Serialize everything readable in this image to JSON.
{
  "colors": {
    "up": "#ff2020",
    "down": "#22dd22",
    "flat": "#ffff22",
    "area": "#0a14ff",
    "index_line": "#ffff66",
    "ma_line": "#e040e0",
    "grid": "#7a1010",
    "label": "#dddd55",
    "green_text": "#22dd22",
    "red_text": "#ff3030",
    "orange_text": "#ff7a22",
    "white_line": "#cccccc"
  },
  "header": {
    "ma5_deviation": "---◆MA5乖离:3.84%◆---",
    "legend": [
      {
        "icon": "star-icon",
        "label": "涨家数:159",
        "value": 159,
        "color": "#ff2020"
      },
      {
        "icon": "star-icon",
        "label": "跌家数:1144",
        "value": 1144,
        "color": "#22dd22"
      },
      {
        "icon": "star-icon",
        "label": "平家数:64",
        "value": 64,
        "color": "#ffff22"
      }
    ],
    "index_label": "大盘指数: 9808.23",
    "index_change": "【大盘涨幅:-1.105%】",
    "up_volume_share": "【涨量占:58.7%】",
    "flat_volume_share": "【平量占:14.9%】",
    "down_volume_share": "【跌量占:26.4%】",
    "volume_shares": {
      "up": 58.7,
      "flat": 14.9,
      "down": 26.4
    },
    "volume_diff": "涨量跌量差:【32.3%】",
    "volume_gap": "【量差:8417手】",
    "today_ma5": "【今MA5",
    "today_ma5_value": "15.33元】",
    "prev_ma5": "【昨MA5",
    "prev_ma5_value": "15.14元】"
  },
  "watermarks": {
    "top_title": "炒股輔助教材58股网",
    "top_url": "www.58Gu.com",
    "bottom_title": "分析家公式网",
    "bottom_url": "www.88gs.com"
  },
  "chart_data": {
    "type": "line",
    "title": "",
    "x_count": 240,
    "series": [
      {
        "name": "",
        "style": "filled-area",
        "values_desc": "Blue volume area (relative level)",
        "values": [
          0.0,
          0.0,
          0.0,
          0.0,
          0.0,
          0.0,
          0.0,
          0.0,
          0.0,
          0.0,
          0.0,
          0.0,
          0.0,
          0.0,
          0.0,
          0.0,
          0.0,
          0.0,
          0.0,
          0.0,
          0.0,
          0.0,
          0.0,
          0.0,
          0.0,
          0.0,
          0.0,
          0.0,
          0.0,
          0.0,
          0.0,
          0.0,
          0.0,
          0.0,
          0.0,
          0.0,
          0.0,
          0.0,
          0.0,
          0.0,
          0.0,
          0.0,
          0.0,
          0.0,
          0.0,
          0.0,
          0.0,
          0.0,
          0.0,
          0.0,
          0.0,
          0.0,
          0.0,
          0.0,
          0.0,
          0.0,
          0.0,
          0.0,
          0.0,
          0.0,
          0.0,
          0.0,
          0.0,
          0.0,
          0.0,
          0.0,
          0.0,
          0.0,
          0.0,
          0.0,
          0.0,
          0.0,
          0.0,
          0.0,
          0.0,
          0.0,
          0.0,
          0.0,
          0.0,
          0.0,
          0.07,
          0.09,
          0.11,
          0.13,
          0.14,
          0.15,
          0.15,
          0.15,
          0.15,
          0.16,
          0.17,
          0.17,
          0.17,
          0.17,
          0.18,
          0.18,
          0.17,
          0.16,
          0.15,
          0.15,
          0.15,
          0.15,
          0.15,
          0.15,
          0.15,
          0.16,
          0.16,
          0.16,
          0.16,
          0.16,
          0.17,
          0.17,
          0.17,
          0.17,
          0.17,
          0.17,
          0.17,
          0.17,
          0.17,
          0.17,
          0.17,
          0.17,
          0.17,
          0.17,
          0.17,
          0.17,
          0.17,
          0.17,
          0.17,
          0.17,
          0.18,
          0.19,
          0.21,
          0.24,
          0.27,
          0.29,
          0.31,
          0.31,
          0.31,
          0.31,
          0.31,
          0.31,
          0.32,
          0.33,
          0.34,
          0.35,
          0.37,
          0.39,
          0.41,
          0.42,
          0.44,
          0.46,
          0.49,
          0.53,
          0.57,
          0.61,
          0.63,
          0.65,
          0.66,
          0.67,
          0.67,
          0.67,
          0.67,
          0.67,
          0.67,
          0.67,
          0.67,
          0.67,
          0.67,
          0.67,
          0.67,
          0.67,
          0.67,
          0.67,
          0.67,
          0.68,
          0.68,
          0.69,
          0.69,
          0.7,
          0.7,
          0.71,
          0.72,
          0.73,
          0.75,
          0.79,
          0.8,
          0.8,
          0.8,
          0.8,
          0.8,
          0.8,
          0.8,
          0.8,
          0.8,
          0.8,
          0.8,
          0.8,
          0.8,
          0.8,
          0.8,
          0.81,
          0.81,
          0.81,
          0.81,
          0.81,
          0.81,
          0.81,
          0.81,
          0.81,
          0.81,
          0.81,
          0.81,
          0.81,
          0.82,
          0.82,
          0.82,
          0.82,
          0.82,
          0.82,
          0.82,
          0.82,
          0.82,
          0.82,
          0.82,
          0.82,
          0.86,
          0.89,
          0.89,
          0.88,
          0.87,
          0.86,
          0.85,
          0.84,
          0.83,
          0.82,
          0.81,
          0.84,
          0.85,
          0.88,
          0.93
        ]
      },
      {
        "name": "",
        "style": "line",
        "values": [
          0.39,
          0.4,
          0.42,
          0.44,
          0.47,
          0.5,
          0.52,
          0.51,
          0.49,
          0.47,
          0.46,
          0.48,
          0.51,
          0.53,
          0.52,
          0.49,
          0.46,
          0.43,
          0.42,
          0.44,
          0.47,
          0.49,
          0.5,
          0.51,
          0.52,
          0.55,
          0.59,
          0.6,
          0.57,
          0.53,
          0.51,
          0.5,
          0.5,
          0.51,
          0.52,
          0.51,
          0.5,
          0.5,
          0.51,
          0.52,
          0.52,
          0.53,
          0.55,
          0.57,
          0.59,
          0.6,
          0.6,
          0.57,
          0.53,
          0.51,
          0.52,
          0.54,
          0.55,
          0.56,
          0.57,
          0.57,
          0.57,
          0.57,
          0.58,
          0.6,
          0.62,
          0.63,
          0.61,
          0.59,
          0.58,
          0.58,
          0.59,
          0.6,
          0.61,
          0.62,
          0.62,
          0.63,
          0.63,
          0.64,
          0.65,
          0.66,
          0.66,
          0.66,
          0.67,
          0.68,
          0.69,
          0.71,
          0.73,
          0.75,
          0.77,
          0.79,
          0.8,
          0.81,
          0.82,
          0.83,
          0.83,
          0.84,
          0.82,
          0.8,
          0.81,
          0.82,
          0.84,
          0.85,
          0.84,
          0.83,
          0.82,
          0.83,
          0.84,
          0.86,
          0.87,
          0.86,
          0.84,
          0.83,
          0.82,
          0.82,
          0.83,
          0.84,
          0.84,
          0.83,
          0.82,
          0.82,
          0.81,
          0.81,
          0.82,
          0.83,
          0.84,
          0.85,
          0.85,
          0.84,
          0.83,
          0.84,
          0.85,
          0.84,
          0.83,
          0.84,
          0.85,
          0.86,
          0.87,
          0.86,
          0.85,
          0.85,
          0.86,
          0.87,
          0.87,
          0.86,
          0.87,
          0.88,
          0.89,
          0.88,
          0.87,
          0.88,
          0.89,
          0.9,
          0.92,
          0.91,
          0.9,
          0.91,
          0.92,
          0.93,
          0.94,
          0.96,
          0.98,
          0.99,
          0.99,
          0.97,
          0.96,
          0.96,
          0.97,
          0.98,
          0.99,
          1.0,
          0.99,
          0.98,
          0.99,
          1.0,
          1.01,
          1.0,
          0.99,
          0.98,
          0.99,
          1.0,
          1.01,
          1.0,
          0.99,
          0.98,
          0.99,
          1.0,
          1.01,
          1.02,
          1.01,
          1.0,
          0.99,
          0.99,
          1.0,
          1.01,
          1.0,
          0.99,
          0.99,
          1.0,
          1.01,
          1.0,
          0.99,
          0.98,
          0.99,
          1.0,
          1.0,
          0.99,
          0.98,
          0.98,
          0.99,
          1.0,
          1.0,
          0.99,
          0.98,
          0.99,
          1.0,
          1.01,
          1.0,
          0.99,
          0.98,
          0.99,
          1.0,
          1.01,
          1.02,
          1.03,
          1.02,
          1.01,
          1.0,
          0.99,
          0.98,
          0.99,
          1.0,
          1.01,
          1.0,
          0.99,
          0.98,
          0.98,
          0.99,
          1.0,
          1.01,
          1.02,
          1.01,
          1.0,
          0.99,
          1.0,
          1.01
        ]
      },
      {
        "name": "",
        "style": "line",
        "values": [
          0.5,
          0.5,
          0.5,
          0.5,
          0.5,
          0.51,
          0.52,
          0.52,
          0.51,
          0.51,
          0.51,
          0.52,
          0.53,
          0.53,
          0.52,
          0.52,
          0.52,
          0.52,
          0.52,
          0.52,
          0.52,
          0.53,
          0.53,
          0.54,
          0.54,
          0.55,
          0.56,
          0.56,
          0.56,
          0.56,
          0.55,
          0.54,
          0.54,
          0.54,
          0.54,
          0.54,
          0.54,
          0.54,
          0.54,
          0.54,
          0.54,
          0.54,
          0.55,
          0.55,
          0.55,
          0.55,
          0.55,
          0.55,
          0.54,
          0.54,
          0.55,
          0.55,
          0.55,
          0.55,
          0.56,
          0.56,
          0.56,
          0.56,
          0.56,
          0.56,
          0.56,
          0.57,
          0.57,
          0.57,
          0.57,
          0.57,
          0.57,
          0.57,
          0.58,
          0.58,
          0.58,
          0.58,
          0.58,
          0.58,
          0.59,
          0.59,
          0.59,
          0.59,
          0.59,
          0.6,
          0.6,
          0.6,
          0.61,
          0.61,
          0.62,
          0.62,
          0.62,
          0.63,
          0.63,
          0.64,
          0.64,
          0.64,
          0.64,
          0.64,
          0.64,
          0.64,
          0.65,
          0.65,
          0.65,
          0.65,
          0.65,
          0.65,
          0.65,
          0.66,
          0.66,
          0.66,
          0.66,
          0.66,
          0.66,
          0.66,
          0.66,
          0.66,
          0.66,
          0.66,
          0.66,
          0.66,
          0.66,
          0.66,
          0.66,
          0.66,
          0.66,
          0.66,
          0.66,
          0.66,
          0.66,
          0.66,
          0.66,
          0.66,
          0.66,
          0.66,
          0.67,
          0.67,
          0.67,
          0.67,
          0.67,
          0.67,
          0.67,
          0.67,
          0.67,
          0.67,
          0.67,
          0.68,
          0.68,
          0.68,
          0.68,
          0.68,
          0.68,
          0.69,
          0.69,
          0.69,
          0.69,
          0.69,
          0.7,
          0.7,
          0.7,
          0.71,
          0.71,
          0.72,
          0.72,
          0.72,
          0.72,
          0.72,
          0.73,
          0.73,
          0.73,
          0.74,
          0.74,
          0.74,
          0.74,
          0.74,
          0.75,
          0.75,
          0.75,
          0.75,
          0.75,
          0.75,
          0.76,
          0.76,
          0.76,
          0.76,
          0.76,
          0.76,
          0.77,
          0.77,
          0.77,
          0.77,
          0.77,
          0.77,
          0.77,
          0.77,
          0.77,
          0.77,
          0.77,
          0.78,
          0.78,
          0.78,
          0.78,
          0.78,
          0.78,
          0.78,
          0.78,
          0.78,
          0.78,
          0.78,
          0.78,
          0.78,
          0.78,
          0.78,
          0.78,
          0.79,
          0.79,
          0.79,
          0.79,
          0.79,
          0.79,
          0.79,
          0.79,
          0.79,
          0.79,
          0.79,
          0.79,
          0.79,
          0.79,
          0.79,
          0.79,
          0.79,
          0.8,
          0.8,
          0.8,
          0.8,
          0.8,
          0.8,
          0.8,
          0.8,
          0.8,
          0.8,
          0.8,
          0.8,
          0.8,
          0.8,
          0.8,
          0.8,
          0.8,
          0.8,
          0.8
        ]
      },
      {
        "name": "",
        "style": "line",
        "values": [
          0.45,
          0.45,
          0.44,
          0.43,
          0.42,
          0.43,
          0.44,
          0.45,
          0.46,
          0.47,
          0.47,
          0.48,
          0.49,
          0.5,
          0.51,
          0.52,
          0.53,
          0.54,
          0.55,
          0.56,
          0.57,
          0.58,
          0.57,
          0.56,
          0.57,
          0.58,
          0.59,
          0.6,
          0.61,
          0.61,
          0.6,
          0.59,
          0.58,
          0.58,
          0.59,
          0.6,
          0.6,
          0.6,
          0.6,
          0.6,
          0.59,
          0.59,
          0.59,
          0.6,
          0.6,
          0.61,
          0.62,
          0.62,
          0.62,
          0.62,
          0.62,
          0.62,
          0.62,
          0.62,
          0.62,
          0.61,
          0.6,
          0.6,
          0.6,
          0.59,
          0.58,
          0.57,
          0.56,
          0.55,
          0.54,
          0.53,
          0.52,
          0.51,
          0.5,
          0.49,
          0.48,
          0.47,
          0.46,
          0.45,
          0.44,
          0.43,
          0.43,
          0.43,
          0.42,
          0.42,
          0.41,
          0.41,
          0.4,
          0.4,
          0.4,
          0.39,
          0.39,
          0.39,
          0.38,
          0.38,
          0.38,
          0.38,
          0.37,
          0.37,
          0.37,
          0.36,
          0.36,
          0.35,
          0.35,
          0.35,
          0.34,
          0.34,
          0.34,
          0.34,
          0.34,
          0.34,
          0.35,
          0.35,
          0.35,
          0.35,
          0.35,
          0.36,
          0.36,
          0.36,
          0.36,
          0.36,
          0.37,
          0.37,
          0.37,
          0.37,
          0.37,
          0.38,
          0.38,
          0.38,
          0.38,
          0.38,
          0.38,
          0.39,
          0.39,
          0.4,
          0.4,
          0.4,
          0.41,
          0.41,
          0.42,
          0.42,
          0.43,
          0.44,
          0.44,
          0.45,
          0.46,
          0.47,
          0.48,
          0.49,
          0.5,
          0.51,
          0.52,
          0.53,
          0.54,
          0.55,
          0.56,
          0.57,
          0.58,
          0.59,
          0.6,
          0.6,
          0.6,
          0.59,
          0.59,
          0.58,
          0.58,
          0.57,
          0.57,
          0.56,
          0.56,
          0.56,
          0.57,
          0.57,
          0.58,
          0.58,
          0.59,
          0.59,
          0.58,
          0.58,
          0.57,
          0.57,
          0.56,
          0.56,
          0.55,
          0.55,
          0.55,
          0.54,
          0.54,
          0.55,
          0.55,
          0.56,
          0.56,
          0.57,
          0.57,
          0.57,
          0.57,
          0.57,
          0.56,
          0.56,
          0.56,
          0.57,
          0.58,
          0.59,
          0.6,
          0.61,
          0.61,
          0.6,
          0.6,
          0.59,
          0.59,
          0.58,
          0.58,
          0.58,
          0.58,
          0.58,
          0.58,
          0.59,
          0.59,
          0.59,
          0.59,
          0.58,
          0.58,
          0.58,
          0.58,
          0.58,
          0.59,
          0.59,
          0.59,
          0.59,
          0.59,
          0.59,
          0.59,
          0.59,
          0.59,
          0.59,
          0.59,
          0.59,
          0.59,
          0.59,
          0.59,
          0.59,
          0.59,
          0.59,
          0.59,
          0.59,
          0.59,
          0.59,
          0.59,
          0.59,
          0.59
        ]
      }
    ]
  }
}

__________________________________________________

> **What is required**
Go through the listing above and report how many of its lines contain the word "area", with only the number as output.

> **Completed exercise**
3